- TASK TO COMPLETE -
Which of the lines below contain the string "workshops"? Copy each one.
*** ENTRIES PROVIDED ***
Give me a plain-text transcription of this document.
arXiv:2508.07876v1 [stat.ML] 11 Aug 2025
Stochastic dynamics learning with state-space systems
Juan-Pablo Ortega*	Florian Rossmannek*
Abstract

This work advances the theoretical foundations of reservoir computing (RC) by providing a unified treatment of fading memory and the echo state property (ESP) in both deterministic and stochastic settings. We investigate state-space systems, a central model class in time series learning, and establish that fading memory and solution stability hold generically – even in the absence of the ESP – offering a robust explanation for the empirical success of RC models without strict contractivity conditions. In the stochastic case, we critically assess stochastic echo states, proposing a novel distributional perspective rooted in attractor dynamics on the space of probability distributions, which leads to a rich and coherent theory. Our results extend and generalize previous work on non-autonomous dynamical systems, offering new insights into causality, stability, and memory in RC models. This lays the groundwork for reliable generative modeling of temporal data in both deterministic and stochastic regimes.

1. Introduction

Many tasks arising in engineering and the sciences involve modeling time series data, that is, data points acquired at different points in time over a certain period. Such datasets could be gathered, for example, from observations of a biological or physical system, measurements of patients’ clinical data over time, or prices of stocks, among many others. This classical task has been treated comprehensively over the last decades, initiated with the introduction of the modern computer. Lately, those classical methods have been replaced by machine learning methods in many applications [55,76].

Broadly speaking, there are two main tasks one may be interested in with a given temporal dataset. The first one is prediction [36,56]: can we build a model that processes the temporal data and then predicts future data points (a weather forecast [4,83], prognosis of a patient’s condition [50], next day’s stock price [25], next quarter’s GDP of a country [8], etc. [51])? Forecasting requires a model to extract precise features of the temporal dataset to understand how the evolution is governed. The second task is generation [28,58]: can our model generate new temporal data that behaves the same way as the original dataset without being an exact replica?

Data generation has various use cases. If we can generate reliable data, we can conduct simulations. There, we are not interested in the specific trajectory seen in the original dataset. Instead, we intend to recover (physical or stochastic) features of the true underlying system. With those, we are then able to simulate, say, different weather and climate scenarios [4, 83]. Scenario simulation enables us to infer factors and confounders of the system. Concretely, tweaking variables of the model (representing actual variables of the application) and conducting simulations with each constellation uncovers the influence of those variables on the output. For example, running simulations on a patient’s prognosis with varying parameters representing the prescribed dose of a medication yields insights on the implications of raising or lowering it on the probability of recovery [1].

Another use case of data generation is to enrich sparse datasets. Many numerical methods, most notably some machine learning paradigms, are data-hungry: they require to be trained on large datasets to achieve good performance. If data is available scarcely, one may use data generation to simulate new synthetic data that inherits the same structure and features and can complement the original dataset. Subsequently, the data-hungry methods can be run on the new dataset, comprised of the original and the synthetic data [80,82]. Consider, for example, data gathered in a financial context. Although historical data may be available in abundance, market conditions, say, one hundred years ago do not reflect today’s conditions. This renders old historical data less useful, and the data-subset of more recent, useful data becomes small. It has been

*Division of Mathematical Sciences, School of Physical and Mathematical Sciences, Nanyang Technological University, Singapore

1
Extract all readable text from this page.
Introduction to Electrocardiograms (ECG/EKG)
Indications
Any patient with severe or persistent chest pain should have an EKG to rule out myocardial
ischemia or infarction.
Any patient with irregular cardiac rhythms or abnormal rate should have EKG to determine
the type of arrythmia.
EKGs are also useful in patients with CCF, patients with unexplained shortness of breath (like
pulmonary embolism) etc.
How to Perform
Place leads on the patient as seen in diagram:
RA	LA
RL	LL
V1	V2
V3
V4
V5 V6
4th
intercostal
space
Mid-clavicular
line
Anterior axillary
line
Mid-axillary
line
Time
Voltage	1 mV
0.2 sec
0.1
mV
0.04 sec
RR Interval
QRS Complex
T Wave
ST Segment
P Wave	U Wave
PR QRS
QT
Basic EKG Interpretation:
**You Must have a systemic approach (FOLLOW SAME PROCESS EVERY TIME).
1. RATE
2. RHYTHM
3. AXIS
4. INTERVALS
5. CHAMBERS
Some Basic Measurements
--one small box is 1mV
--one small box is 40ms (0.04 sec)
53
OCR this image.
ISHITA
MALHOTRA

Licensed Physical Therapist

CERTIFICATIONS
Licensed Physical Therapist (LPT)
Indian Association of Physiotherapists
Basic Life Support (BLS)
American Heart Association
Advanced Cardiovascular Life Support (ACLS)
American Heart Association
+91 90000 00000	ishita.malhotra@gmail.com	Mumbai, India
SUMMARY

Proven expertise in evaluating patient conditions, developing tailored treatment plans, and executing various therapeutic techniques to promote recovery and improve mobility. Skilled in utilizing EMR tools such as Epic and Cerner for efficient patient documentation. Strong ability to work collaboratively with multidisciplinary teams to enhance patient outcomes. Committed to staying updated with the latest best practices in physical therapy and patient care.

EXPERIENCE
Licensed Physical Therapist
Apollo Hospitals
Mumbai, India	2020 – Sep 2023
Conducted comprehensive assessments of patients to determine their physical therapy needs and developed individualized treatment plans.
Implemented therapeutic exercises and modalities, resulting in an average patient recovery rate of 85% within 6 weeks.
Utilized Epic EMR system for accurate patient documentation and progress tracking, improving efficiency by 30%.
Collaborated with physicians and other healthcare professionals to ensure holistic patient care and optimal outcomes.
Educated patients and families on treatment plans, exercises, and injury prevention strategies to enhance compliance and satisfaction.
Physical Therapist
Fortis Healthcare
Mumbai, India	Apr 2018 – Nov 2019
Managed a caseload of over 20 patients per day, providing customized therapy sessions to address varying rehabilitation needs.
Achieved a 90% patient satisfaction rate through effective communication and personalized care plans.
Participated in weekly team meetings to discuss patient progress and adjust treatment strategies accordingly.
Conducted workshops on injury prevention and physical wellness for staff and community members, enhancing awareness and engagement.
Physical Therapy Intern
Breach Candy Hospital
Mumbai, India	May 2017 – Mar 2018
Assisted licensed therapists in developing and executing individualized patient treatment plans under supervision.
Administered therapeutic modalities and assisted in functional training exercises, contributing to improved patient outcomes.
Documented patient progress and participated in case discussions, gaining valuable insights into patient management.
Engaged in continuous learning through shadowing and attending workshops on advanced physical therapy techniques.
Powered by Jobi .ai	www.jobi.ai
*** End of ENTRIES PROVIDED ***
- RESULT -
Conducted workshops on injury prevention and physical wellness for staff and community members, enhancing awareness and engagement.
Engaged in continuous learning through shadowing and attending workshops on advanced physical therapy techniques.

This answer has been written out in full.